- [WHAT THE TASK ASKS]: Go through the material and pull out every line with the string "Berlin" in it.

- [Stored records]:
<<<<

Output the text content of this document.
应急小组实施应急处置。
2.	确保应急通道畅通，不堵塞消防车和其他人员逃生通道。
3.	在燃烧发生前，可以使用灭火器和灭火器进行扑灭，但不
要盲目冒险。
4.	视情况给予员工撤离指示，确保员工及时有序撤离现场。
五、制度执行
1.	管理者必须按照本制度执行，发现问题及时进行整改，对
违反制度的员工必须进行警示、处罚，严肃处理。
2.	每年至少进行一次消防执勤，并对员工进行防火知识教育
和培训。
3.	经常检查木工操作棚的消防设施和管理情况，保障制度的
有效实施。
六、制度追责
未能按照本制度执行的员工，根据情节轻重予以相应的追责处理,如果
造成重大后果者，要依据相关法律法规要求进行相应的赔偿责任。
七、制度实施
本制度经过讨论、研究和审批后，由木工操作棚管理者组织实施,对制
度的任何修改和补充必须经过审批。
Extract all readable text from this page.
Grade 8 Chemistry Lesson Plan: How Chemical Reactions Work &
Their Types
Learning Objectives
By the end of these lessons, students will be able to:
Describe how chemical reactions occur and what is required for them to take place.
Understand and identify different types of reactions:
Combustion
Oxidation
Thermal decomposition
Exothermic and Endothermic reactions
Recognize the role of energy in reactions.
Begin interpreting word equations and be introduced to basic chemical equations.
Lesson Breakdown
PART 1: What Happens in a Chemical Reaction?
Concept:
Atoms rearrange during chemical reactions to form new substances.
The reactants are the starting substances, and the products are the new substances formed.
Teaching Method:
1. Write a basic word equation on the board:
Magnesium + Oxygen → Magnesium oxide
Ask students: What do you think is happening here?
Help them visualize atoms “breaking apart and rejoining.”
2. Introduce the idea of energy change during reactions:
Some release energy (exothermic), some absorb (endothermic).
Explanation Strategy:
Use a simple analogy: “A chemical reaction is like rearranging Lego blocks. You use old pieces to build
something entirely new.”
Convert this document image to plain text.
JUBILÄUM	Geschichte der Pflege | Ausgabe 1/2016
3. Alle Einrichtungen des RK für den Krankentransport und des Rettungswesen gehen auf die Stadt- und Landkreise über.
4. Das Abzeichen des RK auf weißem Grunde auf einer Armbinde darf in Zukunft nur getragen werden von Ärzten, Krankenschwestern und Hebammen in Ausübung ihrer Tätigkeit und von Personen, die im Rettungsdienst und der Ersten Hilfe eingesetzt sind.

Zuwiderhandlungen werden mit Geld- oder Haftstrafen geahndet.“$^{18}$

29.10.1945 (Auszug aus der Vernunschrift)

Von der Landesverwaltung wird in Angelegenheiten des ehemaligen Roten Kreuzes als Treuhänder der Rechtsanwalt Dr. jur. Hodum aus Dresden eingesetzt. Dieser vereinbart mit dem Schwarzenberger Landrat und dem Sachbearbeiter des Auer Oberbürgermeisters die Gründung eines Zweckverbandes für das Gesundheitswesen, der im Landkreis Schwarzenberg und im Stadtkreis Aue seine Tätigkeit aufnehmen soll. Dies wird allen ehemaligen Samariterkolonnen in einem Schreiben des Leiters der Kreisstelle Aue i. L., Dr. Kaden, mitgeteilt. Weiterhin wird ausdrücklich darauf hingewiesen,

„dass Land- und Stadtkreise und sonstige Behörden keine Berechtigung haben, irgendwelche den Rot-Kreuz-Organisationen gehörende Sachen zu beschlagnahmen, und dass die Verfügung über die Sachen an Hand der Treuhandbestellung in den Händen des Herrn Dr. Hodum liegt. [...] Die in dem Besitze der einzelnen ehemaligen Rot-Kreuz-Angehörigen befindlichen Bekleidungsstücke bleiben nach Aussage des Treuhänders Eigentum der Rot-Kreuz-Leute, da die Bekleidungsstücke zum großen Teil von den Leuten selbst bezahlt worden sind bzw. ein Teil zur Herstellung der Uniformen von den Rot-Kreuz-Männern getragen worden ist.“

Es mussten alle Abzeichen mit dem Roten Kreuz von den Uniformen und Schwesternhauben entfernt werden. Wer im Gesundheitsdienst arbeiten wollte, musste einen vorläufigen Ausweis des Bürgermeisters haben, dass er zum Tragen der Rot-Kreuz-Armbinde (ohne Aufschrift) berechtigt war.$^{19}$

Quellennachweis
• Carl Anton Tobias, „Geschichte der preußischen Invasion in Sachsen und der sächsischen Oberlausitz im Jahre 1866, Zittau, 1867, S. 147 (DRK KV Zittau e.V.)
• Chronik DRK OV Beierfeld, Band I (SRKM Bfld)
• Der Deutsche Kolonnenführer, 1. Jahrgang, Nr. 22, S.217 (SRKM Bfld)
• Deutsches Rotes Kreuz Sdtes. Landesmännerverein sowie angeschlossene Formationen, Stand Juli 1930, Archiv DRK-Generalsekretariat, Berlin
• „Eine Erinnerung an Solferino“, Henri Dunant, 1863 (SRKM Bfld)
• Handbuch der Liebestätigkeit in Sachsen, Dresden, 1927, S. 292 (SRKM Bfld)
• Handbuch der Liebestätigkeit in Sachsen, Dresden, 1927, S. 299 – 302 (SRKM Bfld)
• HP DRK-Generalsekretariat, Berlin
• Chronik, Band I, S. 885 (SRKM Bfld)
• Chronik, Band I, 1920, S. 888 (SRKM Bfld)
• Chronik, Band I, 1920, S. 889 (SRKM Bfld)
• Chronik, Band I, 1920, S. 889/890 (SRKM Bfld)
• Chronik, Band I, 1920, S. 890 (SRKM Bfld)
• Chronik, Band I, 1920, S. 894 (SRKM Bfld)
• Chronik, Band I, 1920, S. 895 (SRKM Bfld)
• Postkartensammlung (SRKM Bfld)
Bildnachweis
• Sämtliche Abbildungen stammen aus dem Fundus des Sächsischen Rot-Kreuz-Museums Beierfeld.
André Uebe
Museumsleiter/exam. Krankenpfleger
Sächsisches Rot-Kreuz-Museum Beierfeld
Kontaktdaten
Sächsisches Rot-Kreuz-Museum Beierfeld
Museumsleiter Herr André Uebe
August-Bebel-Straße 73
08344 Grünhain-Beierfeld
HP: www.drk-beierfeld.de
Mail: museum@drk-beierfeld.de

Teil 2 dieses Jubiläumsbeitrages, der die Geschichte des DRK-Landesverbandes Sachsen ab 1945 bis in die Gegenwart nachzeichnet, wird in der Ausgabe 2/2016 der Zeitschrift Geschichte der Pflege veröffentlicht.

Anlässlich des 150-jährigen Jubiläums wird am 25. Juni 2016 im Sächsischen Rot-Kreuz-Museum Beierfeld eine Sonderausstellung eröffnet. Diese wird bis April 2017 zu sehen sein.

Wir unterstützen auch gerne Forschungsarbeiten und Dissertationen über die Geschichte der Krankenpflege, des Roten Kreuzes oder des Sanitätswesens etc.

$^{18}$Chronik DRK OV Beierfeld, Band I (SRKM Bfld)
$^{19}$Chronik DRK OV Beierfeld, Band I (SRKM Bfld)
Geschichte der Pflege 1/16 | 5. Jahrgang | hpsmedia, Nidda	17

>>>>

- [COMPLETE ANSWER]:
• Deutsches Rotes Kreuz Sdtes. Landesmännerverein sowie angeschlossene Formationen, Stand Juli 1930, Archiv DRK-Generalsekretariat, Berlin
• HP DRK-Generalsekretariat, Berlin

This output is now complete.